▶ _WHAT IS ASKED_:
Write out the material again word for word, dropping any images it holds.

§

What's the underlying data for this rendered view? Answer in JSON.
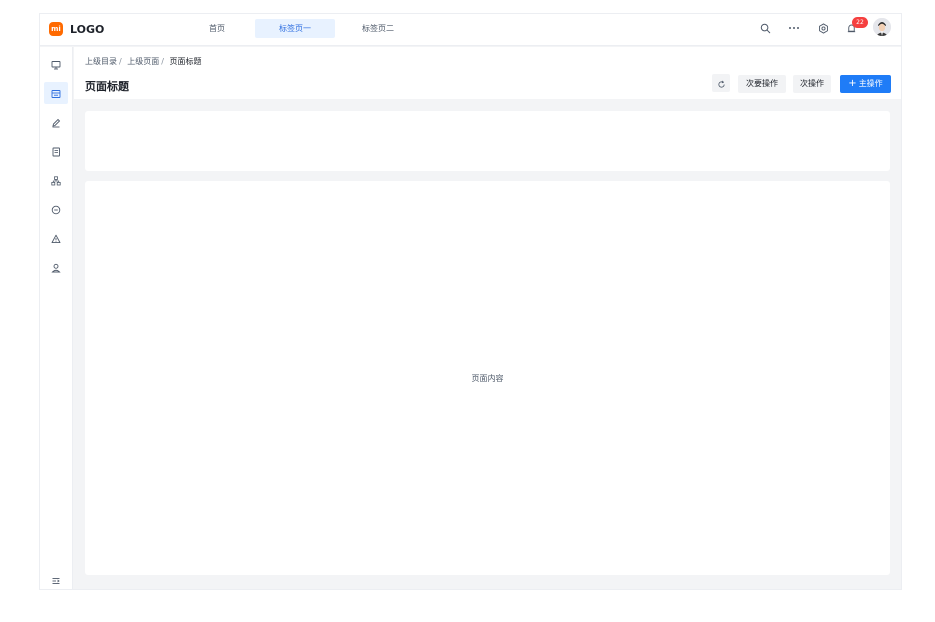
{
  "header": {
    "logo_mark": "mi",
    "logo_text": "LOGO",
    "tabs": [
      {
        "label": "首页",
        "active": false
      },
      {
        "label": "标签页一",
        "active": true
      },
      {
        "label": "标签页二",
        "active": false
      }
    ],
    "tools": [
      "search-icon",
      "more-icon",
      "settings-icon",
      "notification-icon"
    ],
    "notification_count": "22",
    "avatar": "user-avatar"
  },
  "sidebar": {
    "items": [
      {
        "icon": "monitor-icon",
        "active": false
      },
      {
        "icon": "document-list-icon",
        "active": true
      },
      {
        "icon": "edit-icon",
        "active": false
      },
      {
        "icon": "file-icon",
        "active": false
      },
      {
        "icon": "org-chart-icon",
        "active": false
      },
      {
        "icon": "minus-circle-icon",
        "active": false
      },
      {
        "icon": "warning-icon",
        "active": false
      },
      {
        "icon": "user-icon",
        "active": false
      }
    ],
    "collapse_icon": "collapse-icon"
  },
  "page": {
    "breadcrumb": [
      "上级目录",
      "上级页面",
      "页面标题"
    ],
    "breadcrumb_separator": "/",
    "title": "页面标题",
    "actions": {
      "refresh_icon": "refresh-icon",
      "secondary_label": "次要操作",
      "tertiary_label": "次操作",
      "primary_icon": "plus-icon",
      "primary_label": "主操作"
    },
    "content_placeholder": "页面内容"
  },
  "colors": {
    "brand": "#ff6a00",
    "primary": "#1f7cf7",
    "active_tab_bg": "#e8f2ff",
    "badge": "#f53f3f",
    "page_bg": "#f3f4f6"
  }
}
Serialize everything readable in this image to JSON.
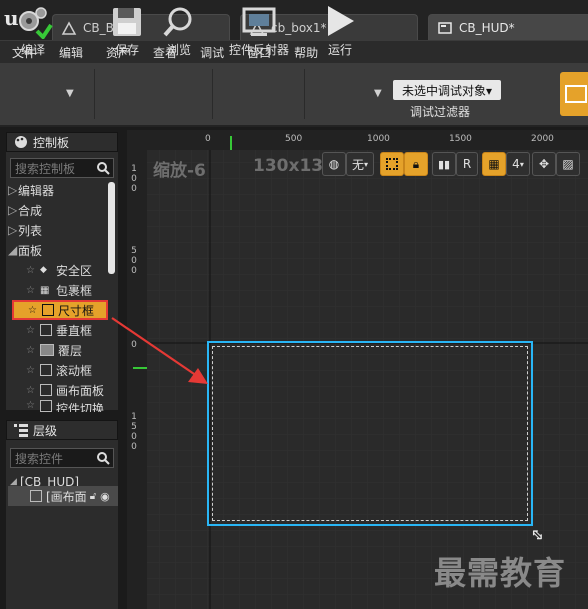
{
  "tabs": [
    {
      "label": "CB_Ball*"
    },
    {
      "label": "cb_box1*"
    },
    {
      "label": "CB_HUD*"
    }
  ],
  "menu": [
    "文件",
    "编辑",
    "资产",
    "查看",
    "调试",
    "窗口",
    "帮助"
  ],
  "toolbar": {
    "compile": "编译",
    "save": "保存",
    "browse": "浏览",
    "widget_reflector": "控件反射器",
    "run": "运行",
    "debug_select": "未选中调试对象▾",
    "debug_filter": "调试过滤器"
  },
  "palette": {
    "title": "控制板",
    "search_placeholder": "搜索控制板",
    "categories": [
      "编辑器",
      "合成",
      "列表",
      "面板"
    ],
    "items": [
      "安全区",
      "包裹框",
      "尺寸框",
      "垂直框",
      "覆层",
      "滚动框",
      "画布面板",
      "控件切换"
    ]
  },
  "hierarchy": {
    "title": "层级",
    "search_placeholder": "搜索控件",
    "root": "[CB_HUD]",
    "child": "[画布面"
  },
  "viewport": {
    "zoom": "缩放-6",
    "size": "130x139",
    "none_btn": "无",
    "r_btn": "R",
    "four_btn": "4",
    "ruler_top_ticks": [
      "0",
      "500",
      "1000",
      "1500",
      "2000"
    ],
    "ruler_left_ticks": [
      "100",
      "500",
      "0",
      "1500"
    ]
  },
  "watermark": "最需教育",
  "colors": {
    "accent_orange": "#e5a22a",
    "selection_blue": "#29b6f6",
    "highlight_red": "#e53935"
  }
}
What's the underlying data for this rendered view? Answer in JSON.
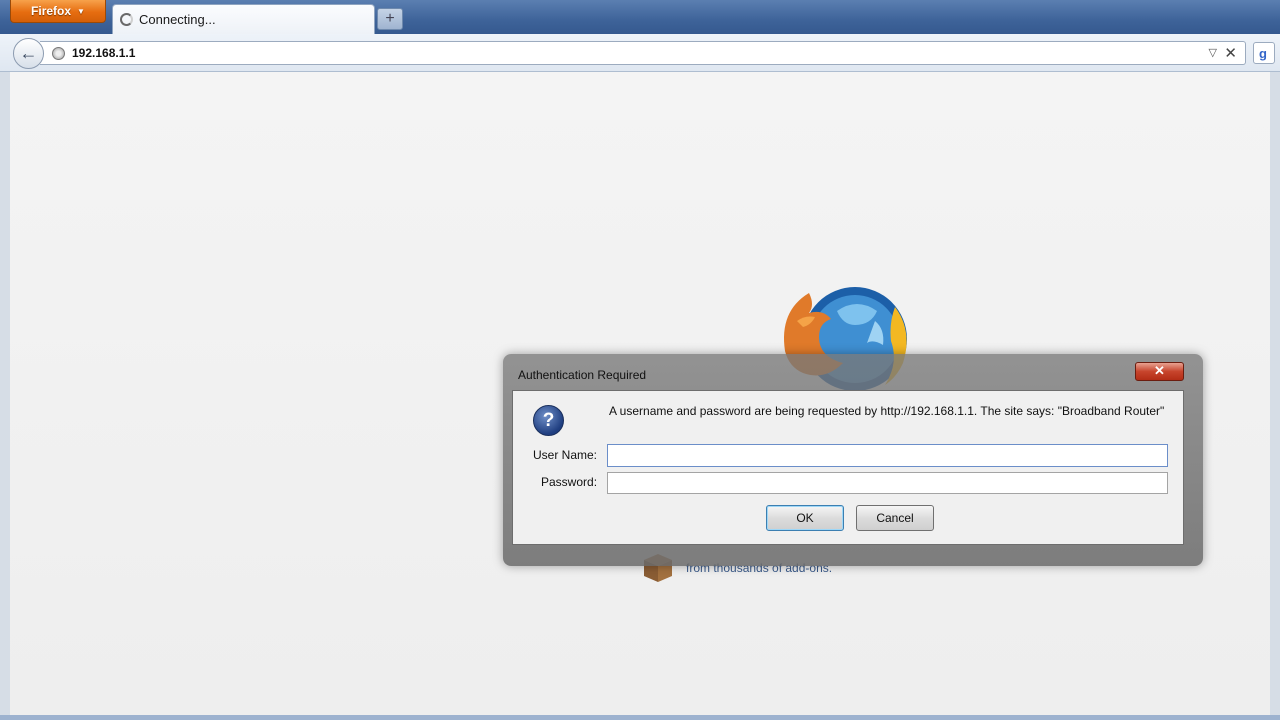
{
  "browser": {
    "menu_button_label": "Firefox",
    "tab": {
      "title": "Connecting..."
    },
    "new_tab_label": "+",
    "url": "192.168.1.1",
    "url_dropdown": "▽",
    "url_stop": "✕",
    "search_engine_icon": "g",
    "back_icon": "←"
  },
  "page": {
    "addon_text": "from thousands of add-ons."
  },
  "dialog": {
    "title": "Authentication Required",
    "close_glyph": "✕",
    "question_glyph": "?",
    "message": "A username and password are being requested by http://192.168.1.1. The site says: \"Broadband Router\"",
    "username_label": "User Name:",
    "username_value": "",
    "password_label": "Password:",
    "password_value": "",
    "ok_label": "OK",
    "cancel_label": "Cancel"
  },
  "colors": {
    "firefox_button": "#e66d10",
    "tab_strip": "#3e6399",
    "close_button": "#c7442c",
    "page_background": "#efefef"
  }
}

§

▶ _SOLUTION TO THIS TASK_:
What's the underlying data for this rendered view? Answer in JSON.
{
  "header": {
    "logo_mark": "mi",
    "logo_text": "LOGO",
    "tabs": [
      {
        "label": "首页",
        "active": false
      },
      {
        "label": "标签页一",
        "active": true
      },
      {
        "label": "标签页二",
        "active": false
      }
    ],
    "tools": [
      "search-icon",
      "more-icon",
      "settings-icon",
      "notification-icon"
    ],
    "notification_count": "22",
    "avatar": "user-avatar"
  },
  "sidebar": {
    "items": [
      {
        "icon": "monitor-icon",
        "active": false
      },
      {
        "icon": "document-list-icon",
        "active": true
      },
      {
        "icon": "edit-icon",
        "active": false
      },
      {
        "icon": "file-icon",
        "active": false
      },
      {
        "icon": "org-chart-icon",
        "active": false
      },
      {
        "icon": "minus-circle-icon",
        "active": false
      },
      {
        "icon": "warning-icon",
        "active": false
      },
      {
        "icon": "user-icon",
        "active": false
      }
    ],
    "collapse_icon": "collapse-icon"
  },
  "page": {
    "breadcrumb": [
      "上级目录",
      "上级页面",
      "页面标题"
    ],
    "breadcrumb_separator": "/",
    "title": "页面标题",
    "actions": {
      "refresh_icon": "refresh-icon",
      "secondary_label": "次要操作",
      "tertiary_label": "次操作",
      "primary_icon": "plus-icon",
      "primary_label": "主操作"
    },
    "content_placeholder": "页面内容"
  },
  "colors": {
    "brand": "#ff6a00",
    "primary": "#1f7cf7",
    "active_tab_bg": "#e8f2ff",
    "badge": "#f53f3f",
    "page_bg": "#f3f4f6"
  }
}
Serialize everything readable in this image to JSON.
{
  "tabs": [
    {
      "label": "CB_Ball*"
    },
    {
      "label": "cb_box1*"
    },
    {
      "label": "CB_HUD*"
    }
  ],
  "menu": [
    "文件",
    "编辑",
    "资产",
    "查看",
    "调试",
    "窗口",
    "帮助"
  ],
  "toolbar": {
    "compile": "编译",
    "save": "保存",
    "browse": "浏览",
    "widget_reflector": "控件反射器",
    "run": "运行",
    "debug_select": "未选中调试对象▾",
    "debug_filter": "调试过滤器"
  },
  "palette": {
    "title": "控制板",
    "search_placeholder": "搜索控制板",
    "categories": [
      "编辑器",
      "合成",
      "列表",
      "面板"
    ],
    "items": [
      "安全区",
      "包裹框",
      "尺寸框",
      "垂直框",
      "覆层",
      "滚动框",
      "画布面板",
      "控件切换"
    ]
  },
  "hierarchy": {
    "title": "层级",
    "search_placeholder": "搜索控件",
    "root": "[CB_HUD]",
    "child": "[画布面"
  },
  "viewport": {
    "zoom": "缩放-6",
    "size": "130x139",
    "none_btn": "无",
    "r_btn": "R",
    "four_btn": "4",
    "ruler_top_ticks": [
      "0",
      "500",
      "1000",
      "1500",
      "2000"
    ],
    "ruler_left_ticks": [
      "100",
      "500",
      "0",
      "1500"
    ]
  },
  "watermark": "最需教育",
  "colors": {
    "accent_orange": "#e5a22a",
    "selection_blue": "#29b6f6",
    "highlight_red": "#e53935"
  }
}
What's the underlying data for this rendered view? Answer in JSON.
{
  "browser": {
    "menu_button_label": "Firefox",
    "tab": {
      "title": "Connecting..."
    },
    "new_tab_label": "+",
    "url": "192.168.1.1",
    "url_dropdown": "▽",
    "url_stop": "✕",
    "search_engine_icon": "g",
    "back_icon": "←"
  },
  "page": {
    "addon_text": "from thousands of add-ons."
  },
  "dialog": {
    "title": "Authentication Required",
    "close_glyph": "✕",
    "question_glyph": "?",
    "message": "A username and password are being requested by http://192.168.1.1. The site says: \"Broadband Router\"",
    "username_label": "User Name:",
    "username_value": "",
    "password_label": "Password:",
    "password_value": "",
    "ok_label": "OK",
    "cancel_label": "Cancel"
  },
  "colors": {
    "firefox_button": "#e66d10",
    "tab_strip": "#3e6399",
    "close_button": "#c7442c",
    "page_background": "#efefef"
  }
}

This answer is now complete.